• _Excerpt provided_:
On the subject of grandparents keeping up with the times, I have to include on this list something my mother and I have both had our eyes on for a while: the Crosley Songwriter recording turntable/cassette player ($300-$400 retail). This tabletop device will automatically record both LPs and cassettes directly onto a blank CD-R, preserving your record collection and all those cassette recordings, without having to find a computer-compatible turntable and manually set up each recording session and track on a computer.
With services charging $10 to $30 per album just to do this same process manually, this is an easy pick for a gift the whole family could use, with the added benefit of having a new turntable, cassette player, radio and CD player all in one compact, handsome device.
Connectivity goes ultra-portable
Another combo device that caught my eye this year could be the realization of the old Dick Tracy phone/watch concept. The “touchscreen cell phone/PDA wristwatch” for sale through ThinkGeek (www.thinkgeek.com) for about $200, works not only for telling time but also has a GPRS-network cell phone in its slightly oversized housing, as well as a mini-touchscreen PDA that operates with a toothpick-size stylus and will also play MP3s on its built-in speaker or over headphones.
This thing is not for the tech-phobic, but if that person on your gift list is looking for a new cell phone with PDA functions and dreads having to tote around a separate device in their pockets, this could be the answer.

• _Data extract_:
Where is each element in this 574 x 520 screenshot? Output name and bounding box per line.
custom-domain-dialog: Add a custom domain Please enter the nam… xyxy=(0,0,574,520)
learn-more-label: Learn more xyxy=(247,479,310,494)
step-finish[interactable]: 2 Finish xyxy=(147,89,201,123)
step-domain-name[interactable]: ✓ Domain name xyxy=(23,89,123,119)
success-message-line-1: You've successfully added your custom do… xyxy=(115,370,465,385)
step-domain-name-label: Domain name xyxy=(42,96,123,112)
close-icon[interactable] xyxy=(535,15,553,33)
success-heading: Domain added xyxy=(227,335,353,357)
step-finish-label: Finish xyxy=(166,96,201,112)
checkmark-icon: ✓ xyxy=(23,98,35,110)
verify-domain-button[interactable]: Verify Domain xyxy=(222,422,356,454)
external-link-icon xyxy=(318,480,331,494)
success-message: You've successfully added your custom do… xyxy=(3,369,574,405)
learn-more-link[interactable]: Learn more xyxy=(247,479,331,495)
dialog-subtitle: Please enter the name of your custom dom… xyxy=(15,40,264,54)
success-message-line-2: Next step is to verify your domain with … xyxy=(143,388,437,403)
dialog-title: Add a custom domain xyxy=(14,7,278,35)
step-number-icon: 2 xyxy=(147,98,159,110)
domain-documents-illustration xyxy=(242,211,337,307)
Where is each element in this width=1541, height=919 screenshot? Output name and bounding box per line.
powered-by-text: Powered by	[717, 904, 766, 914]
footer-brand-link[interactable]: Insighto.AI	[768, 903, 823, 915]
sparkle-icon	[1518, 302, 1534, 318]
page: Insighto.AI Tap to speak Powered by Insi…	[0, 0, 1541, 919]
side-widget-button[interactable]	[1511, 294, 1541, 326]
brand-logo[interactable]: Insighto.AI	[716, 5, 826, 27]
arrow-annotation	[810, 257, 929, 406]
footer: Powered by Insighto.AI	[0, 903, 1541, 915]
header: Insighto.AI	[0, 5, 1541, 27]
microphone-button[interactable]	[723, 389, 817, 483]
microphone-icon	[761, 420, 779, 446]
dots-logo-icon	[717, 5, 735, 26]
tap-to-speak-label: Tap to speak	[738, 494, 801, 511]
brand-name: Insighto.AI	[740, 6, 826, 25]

• _Work order A_: Summarize the tech gift excerpt in two sentences.
• _Work order B_: Transcribe the tech gift excerpt from "With services charging" up to and including "or over headphones.".
The items aren't required for anything here.

• _Problem solution A_: The Crosley Songwriter ($300-$400 retail) records LPs and cassettes directly onto a blank CD-R and combines a turntable, cassette player, radio and CD player in one compact device. A touchscreen cell phone/PDA wristwatch sold through ThinkGeek for about $200 holds a GPRS-network cell phone and a stylus-operated mini PDA that plays MP3s, which could suit someone who wants phone and PDA functions without carrying a separate device.

• _Problem solution B_:
With services charging $10 to $30 per album just to do this same process manually, this is an easy pick for a gift the whole family could use, with the added benefit of having a new turntable, cassette player, radio and CD player all in one compact, handsome device.
Connectivity goes ultra-portable
Another combo device that caught my eye this year could be the realization of the old Dick Tracy phone/watch concept. The “touchscreen cell phone/PDA wristwatch” for sale through ThinkGeek (www.thinkgeek.com) for about $200, works not only for telling time but also has a GPRS-network cell phone in its slightly oversized housing, as well as a mini-touchscreen PDA that operates with a toothpick-size stylus and will also play MP3s on its built-in speaker or over headphones.